Problem requirements: Retype all of the entries word for word.

Dataset entries
____

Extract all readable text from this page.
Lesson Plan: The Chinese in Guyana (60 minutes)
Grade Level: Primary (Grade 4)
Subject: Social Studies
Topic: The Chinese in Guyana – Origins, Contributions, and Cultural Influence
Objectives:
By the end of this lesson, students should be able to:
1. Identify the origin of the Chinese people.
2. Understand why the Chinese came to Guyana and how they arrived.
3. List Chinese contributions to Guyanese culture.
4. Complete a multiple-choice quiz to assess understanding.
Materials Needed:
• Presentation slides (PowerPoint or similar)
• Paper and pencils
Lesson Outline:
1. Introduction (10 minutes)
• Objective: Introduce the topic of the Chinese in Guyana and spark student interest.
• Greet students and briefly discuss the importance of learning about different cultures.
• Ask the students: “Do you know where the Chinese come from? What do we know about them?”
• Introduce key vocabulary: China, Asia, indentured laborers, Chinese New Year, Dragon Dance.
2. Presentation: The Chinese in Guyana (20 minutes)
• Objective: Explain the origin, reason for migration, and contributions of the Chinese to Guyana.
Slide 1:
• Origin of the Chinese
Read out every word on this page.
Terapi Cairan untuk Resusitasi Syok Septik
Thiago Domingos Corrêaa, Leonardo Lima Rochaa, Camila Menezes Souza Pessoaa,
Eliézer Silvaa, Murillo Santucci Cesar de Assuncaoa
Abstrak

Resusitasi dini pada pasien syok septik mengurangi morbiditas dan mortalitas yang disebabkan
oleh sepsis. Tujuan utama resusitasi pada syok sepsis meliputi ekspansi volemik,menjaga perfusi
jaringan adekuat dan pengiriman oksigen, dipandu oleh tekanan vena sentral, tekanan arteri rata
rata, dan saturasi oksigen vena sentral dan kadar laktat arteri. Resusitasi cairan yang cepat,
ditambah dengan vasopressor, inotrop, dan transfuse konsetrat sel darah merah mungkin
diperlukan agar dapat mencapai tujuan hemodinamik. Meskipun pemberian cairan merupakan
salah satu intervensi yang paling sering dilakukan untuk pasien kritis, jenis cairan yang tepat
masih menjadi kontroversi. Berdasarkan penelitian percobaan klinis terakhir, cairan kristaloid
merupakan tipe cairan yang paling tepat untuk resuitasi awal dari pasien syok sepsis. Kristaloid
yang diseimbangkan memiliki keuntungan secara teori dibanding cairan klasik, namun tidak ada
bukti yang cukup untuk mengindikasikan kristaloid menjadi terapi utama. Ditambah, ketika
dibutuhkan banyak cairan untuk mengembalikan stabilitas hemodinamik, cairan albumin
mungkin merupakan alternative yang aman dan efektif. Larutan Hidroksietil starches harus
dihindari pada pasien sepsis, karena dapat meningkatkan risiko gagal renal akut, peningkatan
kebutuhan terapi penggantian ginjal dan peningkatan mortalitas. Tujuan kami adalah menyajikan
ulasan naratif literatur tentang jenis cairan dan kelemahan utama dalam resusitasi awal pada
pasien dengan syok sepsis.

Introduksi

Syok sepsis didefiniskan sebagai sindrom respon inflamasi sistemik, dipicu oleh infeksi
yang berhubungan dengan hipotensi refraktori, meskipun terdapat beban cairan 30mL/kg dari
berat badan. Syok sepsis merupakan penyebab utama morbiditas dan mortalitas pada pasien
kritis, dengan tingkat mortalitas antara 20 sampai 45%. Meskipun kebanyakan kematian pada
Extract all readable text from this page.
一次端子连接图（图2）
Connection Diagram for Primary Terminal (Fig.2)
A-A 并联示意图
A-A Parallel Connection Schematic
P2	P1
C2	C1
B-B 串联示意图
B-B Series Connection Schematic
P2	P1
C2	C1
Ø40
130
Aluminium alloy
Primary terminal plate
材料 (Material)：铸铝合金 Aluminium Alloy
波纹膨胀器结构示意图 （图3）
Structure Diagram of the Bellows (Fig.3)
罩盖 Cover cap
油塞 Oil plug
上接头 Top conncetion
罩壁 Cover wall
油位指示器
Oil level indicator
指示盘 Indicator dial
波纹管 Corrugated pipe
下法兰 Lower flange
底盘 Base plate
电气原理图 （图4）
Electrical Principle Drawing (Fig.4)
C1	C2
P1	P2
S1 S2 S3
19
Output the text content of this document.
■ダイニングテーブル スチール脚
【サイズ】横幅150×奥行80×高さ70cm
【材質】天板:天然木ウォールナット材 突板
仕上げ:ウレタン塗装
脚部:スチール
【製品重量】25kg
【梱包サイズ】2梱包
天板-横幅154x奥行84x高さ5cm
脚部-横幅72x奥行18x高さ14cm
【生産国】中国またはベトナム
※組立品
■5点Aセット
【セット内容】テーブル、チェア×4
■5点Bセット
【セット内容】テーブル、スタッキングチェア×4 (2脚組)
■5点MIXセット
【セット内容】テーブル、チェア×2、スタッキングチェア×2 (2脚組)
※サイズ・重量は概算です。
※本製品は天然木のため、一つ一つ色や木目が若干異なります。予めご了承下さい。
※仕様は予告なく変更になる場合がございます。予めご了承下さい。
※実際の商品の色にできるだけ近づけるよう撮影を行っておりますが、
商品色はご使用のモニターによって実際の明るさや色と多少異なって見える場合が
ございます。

____

Written answer:
Extract all readable text from this page.
Lesson Plan: The Chinese in Guyana (60 minutes)
Grade Level: Primary (Grade 4)
Subject: Social Studies
Topic: The Chinese in Guyana – Origins, Contributions, and Cultural Influence
Objectives:
By the end of this lesson, students should be able to:
1. Identify the origin of the Chinese people.
2. Understand why the Chinese came to Guyana and how they arrived.
3. List Chinese contributions to Guyanese culture.
4. Complete a multiple-choice quiz to assess understanding.
Materials Needed:
• Presentation slides (PowerPoint or similar)
• Paper and pencils
Lesson Outline:
1. Introduction (10 minutes)
• Objective: Introduce the topic of the Chinese in Guyana and spark student interest.
• Greet students and briefly discuss the importance of learning about different cultures.
• Ask the students: “Do you know where the Chinese come from? What do we know about them?”
• Introduce key vocabulary: China, Asia, indentured laborers, Chinese New Year, Dragon Dance.
2. Presentation: The Chinese in Guyana (20 minutes)
• Objective: Explain the origin, reason for migration, and contributions of the Chinese to Guyana.
Slide 1:
• Origin of the Chinese
Read out every word on this page.
Terapi Cairan untuk Resusitasi Syok Septik
Thiago Domingos Corrêaa, Leonardo Lima Rochaa, Camila Menezes Souza Pessoaa,
Eliézer Silvaa, Murillo Santucci Cesar de Assuncaoa
Abstrak

Resusitasi dini pada pasien syok septik mengurangi morbiditas dan mortalitas yang disebabkan
oleh sepsis. Tujuan utama resusitasi pada syok sepsis meliputi ekspansi volemik,menjaga perfusi
jaringan adekuat dan pengiriman oksigen, dipandu oleh tekanan vena sentral, tekanan arteri rata
rata, dan saturasi oksigen vena sentral dan kadar laktat arteri. Resusitasi cairan yang cepat,
ditambah dengan vasopressor, inotrop, dan transfuse konsetrat sel darah merah mungkin
diperlukan agar dapat mencapai tujuan hemodinamik. Meskipun pemberian cairan merupakan
salah satu intervensi yang paling sering dilakukan untuk pasien kritis, jenis cairan yang tepat
masih menjadi kontroversi. Berdasarkan penelitian percobaan klinis terakhir, cairan kristaloid
merupakan tipe cairan yang paling tepat untuk resuitasi awal dari pasien syok sepsis. Kristaloid
yang diseimbangkan memiliki keuntungan secara teori dibanding cairan klasik, namun tidak ada
bukti yang cukup untuk mengindikasikan kristaloid menjadi terapi utama. Ditambah, ketika
dibutuhkan banyak cairan untuk mengembalikan stabilitas hemodinamik, cairan albumin
mungkin merupakan alternative yang aman dan efektif. Larutan Hidroksietil starches harus
dihindari pada pasien sepsis, karena dapat meningkatkan risiko gagal renal akut, peningkatan
kebutuhan terapi penggantian ginjal dan peningkatan mortalitas. Tujuan kami adalah menyajikan
ulasan naratif literatur tentang jenis cairan dan kelemahan utama dalam resusitasi awal pada
pasien dengan syok sepsis.

Introduksi

Syok sepsis didefiniskan sebagai sindrom respon inflamasi sistemik, dipicu oleh infeksi
yang berhubungan dengan hipotensi refraktori, meskipun terdapat beban cairan 30mL/kg dari
berat badan. Syok sepsis merupakan penyebab utama morbiditas dan mortalitas pada pasien
kritis, dengan tingkat mortalitas antara 20 sampai 45%. Meskipun kebanyakan kematian pada
Extract all readable text from this page.
一次端子连接图（图2）
Connection Diagram for Primary Terminal (Fig.2)
A-A 并联示意图
A-A Parallel Connection Schematic
P2	P1
C2	C1
B-B 串联示意图
B-B Series Connection Schematic
P2	P1
C2	C1
Ø40
130
Aluminium alloy
Primary terminal plate
材料 (Material)：铸铝合金 Aluminium Alloy
波纹膨胀器结构示意图 （图3）
Structure Diagram of the Bellows (Fig.3)
罩盖 Cover cap
油塞 Oil plug
上接头 Top conncetion
罩壁 Cover wall
油位指示器
Oil level indicator
指示盘 Indicator dial
波纹管 Corrugated pipe
下法兰 Lower flange
底盘 Base plate
电气原理图 （图4）
Electrical Principle Drawing (Fig.4)
C1	C2
P1	P2
S1 S2 S3
19
Output the text content of this document.
■ダイニングテーブル スチール脚
【サイズ】横幅150×奥行80×高さ70cm
【材質】天板:天然木ウォールナット材 突板
仕上げ:ウレタン塗装
脚部:スチール
【製品重量】25kg
【梱包サイズ】2梱包
天板-横幅154x奥行84x高さ5cm
脚部-横幅72x奥行18x高さ14cm
【生産国】中国またはベトナム
※組立品
■5点Aセット
【セット内容】テーブル、チェア×4
■5点Bセット
【セット内容】テーブル、スタッキングチェア×4 (2脚組)
■5点MIXセット
【セット内容】テーブル、チェア×2、スタッキングチェア×2 (2脚組)
※サイズ・重量は概算です。
※本製品は天然木のため、一つ一つ色や木目が若干異なります。予めご了承下さい。
※仕様は予告なく変更になる場合がございます。予めご了承下さい。
※実際の商品の色にできるだけ近づけるよう撮影を行っておりますが、
商品色はご使用のモニターによって実際の明るさや色と多少異なって見える場合が
ございます。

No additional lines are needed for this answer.